Stated goal >>
Restate every entry word for word.
──────── Data provided ────────
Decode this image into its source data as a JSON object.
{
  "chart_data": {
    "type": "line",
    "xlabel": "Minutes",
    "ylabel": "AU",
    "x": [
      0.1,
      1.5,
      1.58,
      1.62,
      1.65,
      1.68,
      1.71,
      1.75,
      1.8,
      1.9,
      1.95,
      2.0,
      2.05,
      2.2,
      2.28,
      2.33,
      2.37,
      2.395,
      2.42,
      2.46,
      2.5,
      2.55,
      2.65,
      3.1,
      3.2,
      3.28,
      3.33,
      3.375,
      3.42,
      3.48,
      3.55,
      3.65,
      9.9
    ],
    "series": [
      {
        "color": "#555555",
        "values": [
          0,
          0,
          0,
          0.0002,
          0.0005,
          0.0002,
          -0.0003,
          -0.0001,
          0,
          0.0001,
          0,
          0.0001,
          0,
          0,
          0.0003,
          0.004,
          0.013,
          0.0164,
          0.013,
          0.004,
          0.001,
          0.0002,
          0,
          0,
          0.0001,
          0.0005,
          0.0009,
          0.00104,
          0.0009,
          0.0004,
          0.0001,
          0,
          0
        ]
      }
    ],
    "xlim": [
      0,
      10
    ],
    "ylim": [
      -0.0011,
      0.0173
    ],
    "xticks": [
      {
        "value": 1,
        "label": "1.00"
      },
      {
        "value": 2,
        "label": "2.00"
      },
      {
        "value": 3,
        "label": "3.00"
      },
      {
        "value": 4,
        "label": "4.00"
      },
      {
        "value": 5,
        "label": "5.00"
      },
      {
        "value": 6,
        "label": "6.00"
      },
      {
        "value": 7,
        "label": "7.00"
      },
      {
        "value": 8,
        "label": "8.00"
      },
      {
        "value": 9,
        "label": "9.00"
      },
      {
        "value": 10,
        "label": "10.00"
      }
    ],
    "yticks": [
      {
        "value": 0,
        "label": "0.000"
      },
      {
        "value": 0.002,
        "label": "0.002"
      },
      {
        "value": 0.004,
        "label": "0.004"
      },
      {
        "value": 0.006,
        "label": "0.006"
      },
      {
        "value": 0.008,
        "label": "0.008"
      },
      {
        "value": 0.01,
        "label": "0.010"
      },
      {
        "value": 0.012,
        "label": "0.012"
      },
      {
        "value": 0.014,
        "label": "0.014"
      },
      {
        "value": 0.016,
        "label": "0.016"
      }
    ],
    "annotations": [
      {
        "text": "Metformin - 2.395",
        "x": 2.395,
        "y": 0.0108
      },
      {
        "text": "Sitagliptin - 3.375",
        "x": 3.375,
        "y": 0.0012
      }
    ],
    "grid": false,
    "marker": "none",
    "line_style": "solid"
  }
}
────────
Answer below >>
Decode this image into its source data as a JSON object.
{
  "chart_data": {
    "type": "line",
    "xlabel": "Minutes",
    "ylabel": "AU",
    "x": [
      0.1,
      1.5,
      1.58,
      1.62,
      1.65,
      1.68,
      1.71,
      1.75,
      1.8,
      1.9,
      1.95,
      2.0,
      2.05,
      2.2,
      2.28,
      2.33,
      2.37,
      2.395,
      2.42,
      2.46,
      2.5,
      2.55,
      2.65,
      3.1,
      3.2,
      3.28,
      3.33,
      3.375,
      3.42,
      3.48,
      3.55,
      3.65,
      9.9
    ],
    "series": [
      {
        "color": "#555555",
        "values": [
          0,
          0,
          0,
          0.0002,
          0.0005,
          0.0002,
          -0.0003,
          -0.0001,
          0,
          0.0001,
          0,
          0.0001,
          0,
          0,
          0.0003,
          0.004,
          0.013,
          0.0164,
          0.013,
          0.004,
          0.001,
          0.0002,
          0,
          0,
          0.0001,
          0.0005,
          0.0009,
          0.00104,
          0.0009,
          0.0004,
          0.0001,
          0,
          0
        ]
      }
    ],
    "xlim": [
      0,
      10
    ],
    "ylim": [
      -0.0011,
      0.0173
    ],
    "xticks": [
      {
        "value": 1,
        "label": "1.00"
      },
      {
        "value": 2,
        "label": "2.00"
      },
      {
        "value": 3,
        "label": "3.00"
      },
      {
        "value": 4,
        "label": "4.00"
      },
      {
        "value": 5,
        "label": "5.00"
      },
      {
        "value": 6,
        "label": "6.00"
      },
      {
        "value": 7,
        "label": "7.00"
      },
      {
        "value": 8,
        "label": "8.00"
      },
      {
        "value": 9,
        "label": "9.00"
      },
      {
        "value": 10,
        "label": "10.00"
      }
    ],
    "yticks": [
      {
        "value": 0,
        "label": "0.000"
      },
      {
        "value": 0.002,
        "label": "0.002"
      },
      {
        "value": 0.004,
        "label": "0.004"
      },
      {
        "value": 0.006,
        "label": "0.006"
      },
      {
        "value": 0.008,
        "label": "0.008"
      },
      {
        "value": 0.01,
        "label": "0.010"
      },
      {
        "value": 0.012,
        "label": "0.012"
      },
      {
        "value": 0.014,
        "label": "0.014"
      },
      {
        "value": 0.016,
        "label": "0.016"
      }
    ],
    "annotations": [
      {
        "text": "Metformin - 2.395",
        "x": 2.395,
        "y": 0.0108
      },
      {
        "text": "Sitagliptin - 3.375",
        "x": 3.375,
        "y": 0.0012
      }
    ],
    "grid": false,
    "marker": "none",
    "line_style": "solid"
  }
}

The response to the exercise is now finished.